• _WHAT TO DO_: Restate the data below word for word. Skip any images it contains.

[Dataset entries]
####

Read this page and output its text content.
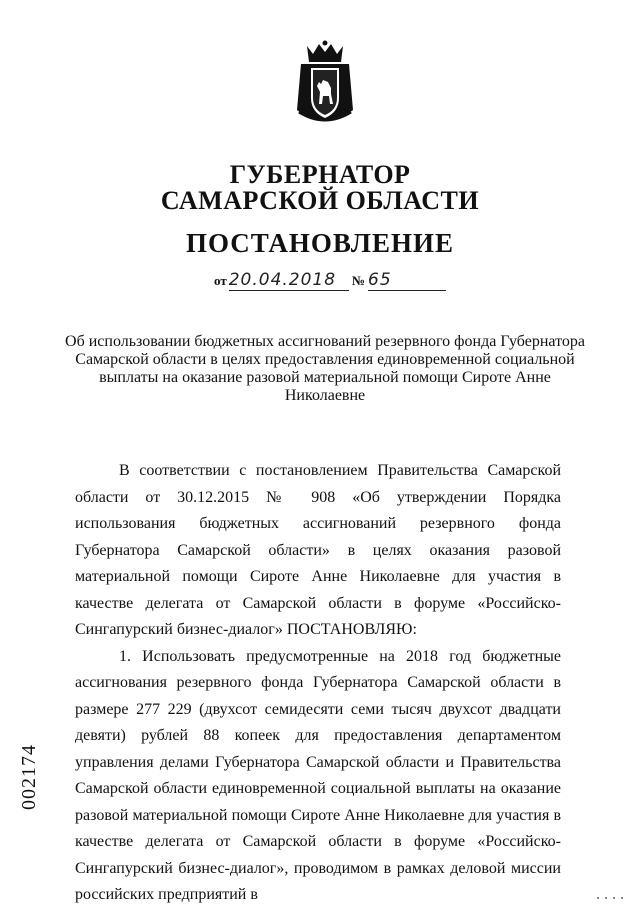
ГУБЕРНАТОР
САМАРСКОЙ ОБЛАСТИ
ПОСТАНОВЛЕНИЕ
от 20.04.2018 № 65

Об использовании бюджетных ассигнований резервного фонда Губернатора Самарской области в целях предоставления единовременной социальной выплаты на оказание разовой материальной помощи Сироте Анне Николаевне

В соответствии с постановлением Правительства Самарской области от 30.12.2015 № 908 «Об утверждении Порядка использования бюджетных ассигнований резервного фонда Губернатора Самарской области» в целях оказания разовой материальной помощи Сироте Анне Николаевне для участия в качестве делегата от Самарской области в форуме «Российско-Сингапурский бизнес-диалог» ПОСТАНОВЛЯЮ:

1. Использовать предусмотренные на 2018 год бюджетные ассигнования резервного фонда Губернатора Самарской области в размере 277 229 (двухсот семидесяти семи тысяч двухсот двадцати девяти) рублей 88 копеек для предоставления департаментом управления делами Губернатора Самарской области и Правительства Самарской области единовременной социальной выплаты на оказание разовой материальной помощи Сироте Анне Николаевне для участия в качестве делегата от Самарской области в форуме «Российско-Сингапурский бизнес-диалог», проводимом в рамках деловой миссии российских предприятий в

002174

####

• _SOLUTION_:
Read this page and output its text content.
ГУБЕРНАТОР
САМАРСКОЙ ОБЛАСТИ
ПОСТАНОВЛЕНИЕ
от 20.04.2018 № 65

Об использовании бюджетных ассигнований резервного фонда Губернатора Самарской области в целях предоставления единовременной социальной выплаты на оказание разовой материальной помощи Сироте Анне Николаевне

В соответствии с постановлением Правительства Самарской области от 30.12.2015 № 908 «Об утверждении Порядка использования бюджетных ассигнований резервного фонда Губернатора Самарской области» в целях оказания разовой материальной помощи Сироте Анне Николаевне для участия в качестве делегата от Самарской области в форуме «Российско-Сингапурский бизнес-диалог» ПОСТАНОВЛЯЮ:

1. Использовать предусмотренные на 2018 год бюджетные ассигнования резервного фонда Губернатора Самарской области в размере 277 229 (двухсот семидесяти семи тысяч двухсот двадцати девяти) рублей 88 копеек для предоставления департаментом управления делами Губернатора Самарской области и Правительства Самарской области единовременной социальной выплаты на оказание разовой материальной помощи Сироте Анне Николаевне для участия в качестве делегата от Самарской области в форуме «Российско-Сингапурский бизнес-диалог», проводимом в рамках деловой миссии российских предприятий в

002174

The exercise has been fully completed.